What is being asked: Search the data for the word "Blättle". Reproduce every line where it is found.

Exercise materials:
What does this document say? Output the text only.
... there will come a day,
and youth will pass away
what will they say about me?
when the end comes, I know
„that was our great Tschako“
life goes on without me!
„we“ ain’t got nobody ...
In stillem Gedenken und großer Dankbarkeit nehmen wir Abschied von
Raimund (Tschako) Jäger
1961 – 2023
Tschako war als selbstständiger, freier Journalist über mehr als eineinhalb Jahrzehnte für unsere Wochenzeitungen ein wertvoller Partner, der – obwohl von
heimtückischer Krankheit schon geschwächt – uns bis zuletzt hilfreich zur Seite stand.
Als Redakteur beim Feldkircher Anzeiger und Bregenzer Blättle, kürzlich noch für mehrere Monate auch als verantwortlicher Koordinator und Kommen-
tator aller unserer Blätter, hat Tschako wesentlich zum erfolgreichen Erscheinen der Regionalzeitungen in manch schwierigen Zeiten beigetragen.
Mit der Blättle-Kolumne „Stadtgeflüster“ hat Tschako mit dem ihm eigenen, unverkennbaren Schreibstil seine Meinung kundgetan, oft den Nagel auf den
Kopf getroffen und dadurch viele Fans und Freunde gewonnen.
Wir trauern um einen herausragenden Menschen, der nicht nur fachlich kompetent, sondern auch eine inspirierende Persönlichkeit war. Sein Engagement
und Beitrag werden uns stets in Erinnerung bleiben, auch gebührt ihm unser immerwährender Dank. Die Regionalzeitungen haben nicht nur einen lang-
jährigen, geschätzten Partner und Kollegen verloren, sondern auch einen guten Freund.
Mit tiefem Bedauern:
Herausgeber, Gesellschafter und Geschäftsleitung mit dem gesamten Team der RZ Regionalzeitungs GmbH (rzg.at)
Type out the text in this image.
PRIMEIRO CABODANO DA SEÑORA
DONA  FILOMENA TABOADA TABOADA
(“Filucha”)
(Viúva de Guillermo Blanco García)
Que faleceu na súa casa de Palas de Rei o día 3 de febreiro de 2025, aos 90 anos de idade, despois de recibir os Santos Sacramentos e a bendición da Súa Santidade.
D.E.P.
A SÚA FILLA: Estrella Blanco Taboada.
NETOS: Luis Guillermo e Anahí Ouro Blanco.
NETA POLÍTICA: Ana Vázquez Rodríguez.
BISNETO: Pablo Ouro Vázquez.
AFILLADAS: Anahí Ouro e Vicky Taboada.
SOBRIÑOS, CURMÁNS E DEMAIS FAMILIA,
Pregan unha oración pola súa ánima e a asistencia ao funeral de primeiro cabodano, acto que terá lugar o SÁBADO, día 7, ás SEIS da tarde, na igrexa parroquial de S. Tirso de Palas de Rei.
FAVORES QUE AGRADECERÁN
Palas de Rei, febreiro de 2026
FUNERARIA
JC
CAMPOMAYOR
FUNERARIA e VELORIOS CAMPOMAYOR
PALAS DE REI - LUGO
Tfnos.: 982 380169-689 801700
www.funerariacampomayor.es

Finished exercise:
Als Redakteur beim Feldkircher Anzeiger und Bregenzer Blättle, kürzlich noch für mehrere Monate auch als verantwortlicher Koordinator und Kommen-
Mit der Blättle-Kolumne „Stadtgeflüster“ hat Tschako mit dem ihm eigenen, unverkennbaren Schreibstil seine Meinung kundgetan, oft den Nagel auf den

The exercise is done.